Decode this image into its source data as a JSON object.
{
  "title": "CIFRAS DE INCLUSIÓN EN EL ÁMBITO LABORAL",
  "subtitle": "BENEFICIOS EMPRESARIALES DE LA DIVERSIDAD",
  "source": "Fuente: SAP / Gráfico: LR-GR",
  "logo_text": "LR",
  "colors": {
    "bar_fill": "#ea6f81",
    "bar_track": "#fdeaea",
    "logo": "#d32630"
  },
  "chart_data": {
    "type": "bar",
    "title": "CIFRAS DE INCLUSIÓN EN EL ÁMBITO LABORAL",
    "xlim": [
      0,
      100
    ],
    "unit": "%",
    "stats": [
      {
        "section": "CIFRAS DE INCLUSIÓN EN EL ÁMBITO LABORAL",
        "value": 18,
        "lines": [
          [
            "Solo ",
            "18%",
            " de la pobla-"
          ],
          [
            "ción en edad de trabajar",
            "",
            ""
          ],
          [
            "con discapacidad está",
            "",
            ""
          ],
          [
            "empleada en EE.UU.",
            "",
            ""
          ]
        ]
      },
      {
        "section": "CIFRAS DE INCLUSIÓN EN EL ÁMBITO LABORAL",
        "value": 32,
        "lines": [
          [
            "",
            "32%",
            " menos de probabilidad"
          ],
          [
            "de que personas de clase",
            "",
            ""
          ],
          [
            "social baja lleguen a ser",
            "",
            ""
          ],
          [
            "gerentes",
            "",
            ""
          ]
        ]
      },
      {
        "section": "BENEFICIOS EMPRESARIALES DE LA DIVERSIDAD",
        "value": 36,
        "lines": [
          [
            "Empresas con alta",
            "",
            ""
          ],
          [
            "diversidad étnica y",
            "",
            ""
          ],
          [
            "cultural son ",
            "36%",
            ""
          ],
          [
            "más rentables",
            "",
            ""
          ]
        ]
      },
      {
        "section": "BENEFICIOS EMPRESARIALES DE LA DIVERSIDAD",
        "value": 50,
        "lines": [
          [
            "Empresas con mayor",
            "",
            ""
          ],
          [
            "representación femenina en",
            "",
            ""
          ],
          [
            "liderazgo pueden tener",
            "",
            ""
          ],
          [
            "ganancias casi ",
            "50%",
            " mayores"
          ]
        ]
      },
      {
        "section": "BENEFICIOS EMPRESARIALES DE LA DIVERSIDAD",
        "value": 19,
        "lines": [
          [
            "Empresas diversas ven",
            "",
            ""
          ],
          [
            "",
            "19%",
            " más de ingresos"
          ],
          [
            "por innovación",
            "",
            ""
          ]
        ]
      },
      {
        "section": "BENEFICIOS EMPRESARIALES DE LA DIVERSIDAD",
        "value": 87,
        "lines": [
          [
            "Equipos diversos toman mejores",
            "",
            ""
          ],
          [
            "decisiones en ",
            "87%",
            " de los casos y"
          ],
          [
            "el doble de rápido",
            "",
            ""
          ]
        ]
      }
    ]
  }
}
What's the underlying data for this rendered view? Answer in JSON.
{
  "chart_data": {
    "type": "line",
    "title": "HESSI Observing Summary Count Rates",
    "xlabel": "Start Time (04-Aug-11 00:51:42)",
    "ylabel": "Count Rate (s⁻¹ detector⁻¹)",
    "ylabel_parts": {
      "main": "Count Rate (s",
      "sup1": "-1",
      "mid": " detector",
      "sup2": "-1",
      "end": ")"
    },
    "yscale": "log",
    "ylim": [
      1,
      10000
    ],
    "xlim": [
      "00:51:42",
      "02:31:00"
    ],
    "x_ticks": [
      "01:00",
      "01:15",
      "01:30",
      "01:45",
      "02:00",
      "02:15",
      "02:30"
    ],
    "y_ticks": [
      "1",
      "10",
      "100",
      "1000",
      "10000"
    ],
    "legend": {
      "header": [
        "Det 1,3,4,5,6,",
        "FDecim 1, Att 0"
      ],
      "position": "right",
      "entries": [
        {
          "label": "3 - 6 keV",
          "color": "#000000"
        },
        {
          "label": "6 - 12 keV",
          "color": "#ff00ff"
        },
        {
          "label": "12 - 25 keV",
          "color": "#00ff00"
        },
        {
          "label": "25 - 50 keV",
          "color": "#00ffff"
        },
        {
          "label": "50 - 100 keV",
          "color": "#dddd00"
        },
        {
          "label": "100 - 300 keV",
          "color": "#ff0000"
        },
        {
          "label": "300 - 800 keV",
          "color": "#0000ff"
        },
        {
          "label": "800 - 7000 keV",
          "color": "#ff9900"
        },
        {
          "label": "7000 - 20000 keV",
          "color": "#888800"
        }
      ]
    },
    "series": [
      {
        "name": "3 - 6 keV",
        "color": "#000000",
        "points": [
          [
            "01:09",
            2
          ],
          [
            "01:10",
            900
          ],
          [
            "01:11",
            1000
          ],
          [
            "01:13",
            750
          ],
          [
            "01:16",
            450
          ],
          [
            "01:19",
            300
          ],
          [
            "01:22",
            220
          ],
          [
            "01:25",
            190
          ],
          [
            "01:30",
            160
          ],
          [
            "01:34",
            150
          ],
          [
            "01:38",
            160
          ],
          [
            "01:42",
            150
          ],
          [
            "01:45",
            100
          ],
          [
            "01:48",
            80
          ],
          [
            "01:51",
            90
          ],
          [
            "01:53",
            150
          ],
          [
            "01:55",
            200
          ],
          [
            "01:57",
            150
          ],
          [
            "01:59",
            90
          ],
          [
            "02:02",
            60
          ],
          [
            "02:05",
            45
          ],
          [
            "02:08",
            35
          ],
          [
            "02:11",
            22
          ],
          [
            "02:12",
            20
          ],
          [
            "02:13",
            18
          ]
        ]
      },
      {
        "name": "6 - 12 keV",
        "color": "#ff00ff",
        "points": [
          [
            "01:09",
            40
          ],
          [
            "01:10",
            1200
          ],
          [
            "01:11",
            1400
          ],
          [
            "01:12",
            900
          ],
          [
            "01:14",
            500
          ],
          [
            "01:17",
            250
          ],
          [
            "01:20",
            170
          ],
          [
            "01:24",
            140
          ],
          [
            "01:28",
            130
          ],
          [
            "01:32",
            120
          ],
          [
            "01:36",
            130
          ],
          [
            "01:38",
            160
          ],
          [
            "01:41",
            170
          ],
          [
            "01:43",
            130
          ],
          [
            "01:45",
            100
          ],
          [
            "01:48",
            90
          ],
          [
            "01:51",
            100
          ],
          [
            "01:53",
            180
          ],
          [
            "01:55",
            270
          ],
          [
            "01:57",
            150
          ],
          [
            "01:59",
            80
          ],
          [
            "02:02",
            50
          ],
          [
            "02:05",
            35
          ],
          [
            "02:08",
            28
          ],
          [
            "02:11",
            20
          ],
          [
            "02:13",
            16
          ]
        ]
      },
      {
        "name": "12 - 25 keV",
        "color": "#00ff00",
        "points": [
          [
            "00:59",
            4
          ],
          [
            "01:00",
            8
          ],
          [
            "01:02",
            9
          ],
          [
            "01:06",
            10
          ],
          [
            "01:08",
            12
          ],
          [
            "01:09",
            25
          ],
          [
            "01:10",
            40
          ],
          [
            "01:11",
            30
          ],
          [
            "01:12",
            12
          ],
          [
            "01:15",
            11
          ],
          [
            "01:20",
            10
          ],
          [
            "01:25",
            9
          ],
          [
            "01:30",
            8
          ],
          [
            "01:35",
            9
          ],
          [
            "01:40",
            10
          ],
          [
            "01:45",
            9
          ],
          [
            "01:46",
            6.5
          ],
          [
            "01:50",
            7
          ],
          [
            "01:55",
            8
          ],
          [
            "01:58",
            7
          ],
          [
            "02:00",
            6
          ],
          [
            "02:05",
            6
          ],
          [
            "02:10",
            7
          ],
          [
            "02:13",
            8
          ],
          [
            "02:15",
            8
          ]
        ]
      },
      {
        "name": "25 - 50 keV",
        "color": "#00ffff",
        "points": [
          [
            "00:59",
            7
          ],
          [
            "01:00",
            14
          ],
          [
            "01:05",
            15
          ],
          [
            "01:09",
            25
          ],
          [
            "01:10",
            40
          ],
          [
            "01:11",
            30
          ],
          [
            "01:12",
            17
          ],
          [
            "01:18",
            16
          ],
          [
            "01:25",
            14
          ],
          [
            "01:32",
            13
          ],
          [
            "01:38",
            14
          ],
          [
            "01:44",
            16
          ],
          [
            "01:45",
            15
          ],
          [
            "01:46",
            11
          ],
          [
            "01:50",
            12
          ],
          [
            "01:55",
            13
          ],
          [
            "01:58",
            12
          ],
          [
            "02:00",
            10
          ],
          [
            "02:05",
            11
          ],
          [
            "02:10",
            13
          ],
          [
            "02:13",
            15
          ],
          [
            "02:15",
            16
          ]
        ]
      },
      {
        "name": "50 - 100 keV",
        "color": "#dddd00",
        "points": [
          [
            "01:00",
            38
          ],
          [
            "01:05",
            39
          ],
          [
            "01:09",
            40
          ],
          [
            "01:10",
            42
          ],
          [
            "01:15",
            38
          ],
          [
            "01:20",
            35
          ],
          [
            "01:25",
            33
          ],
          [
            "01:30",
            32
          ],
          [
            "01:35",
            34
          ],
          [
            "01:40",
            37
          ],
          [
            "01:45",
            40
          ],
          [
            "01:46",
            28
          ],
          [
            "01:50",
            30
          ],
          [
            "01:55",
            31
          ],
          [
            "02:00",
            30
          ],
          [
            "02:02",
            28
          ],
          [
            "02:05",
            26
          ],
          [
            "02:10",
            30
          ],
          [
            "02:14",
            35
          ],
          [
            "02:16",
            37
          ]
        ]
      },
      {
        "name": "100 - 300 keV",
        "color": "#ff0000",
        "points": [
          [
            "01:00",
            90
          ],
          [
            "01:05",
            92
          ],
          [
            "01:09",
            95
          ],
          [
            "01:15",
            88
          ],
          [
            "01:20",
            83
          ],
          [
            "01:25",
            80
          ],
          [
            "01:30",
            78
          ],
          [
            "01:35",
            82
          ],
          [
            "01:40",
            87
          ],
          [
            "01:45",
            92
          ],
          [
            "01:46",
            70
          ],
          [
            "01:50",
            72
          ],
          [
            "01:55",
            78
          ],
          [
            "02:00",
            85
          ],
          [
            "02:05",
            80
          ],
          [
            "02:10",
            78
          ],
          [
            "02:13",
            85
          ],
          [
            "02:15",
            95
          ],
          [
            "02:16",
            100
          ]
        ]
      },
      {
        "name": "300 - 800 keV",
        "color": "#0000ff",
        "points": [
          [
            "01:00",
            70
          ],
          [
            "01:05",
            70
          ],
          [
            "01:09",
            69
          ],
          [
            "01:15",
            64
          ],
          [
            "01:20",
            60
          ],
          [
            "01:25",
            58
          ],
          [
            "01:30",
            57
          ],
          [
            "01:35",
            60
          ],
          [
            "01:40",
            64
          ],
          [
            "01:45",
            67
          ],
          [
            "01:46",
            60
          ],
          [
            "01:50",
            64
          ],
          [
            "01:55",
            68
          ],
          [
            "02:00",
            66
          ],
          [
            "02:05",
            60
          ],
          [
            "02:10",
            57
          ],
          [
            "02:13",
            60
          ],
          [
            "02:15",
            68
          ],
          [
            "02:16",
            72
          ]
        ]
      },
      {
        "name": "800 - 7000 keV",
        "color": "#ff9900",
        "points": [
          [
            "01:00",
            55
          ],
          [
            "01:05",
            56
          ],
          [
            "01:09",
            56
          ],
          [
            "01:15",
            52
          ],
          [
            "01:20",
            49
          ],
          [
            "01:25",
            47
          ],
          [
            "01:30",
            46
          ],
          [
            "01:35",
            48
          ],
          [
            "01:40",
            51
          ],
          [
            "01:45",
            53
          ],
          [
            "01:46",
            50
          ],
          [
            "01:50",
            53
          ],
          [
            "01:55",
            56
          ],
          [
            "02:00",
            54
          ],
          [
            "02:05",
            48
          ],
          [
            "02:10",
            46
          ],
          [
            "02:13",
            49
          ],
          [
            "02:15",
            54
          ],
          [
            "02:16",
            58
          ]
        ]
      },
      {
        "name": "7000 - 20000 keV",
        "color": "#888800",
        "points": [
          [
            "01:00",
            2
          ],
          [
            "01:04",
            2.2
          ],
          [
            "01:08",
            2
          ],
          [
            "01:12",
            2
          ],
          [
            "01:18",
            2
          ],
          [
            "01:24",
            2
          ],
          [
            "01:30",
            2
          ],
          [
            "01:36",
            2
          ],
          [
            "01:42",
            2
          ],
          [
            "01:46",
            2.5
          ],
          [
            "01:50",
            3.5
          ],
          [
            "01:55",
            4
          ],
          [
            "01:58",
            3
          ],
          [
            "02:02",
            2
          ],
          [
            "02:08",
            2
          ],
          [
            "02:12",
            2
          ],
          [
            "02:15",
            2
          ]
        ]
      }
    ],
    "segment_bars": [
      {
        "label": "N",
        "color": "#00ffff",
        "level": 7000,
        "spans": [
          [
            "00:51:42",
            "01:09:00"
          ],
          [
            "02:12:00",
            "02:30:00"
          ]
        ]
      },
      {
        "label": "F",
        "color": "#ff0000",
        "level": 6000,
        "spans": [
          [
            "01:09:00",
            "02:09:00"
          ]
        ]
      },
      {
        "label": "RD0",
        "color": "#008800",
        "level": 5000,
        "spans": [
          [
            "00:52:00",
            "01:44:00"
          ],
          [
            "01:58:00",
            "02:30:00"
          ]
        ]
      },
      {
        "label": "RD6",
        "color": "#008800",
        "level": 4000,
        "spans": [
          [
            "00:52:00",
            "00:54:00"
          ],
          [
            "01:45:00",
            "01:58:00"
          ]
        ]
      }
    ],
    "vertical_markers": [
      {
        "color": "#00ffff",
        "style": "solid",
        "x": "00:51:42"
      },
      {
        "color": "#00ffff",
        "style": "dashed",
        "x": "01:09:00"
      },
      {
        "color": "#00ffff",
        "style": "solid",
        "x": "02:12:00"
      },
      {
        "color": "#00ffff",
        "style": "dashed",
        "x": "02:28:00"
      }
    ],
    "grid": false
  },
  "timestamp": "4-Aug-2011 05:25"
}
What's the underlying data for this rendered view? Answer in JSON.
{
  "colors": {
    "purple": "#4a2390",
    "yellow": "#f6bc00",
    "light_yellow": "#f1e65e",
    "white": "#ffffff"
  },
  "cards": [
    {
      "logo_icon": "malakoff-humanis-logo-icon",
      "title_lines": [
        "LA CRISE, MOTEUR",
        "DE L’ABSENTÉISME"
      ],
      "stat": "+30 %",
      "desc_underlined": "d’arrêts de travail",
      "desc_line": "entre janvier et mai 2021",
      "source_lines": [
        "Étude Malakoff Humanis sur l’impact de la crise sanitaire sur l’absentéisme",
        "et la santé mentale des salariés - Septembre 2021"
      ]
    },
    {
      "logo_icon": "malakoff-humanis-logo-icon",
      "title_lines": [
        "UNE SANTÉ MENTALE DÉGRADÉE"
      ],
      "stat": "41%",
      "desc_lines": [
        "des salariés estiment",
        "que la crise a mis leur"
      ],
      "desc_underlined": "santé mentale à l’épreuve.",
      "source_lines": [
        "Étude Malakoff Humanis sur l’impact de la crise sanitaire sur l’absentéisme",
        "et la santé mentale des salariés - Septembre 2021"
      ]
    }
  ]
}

(Objective):
In the records, locate each line holding the string "LABORAL" and copy it.

(Response):
  "title": "CIFRAS DE INCLUSIÓN EN EL ÁMBITO LABORAL",
    "title": "CIFRAS DE INCLUSIÓN EN EL ÁMBITO LABORAL",
        "section": "CIFRAS DE INCLUSIÓN EN EL ÁMBITO LABORAL",
        "section": "CIFRAS DE INCLUSIÓN EN EL ÁMBITO LABORAL",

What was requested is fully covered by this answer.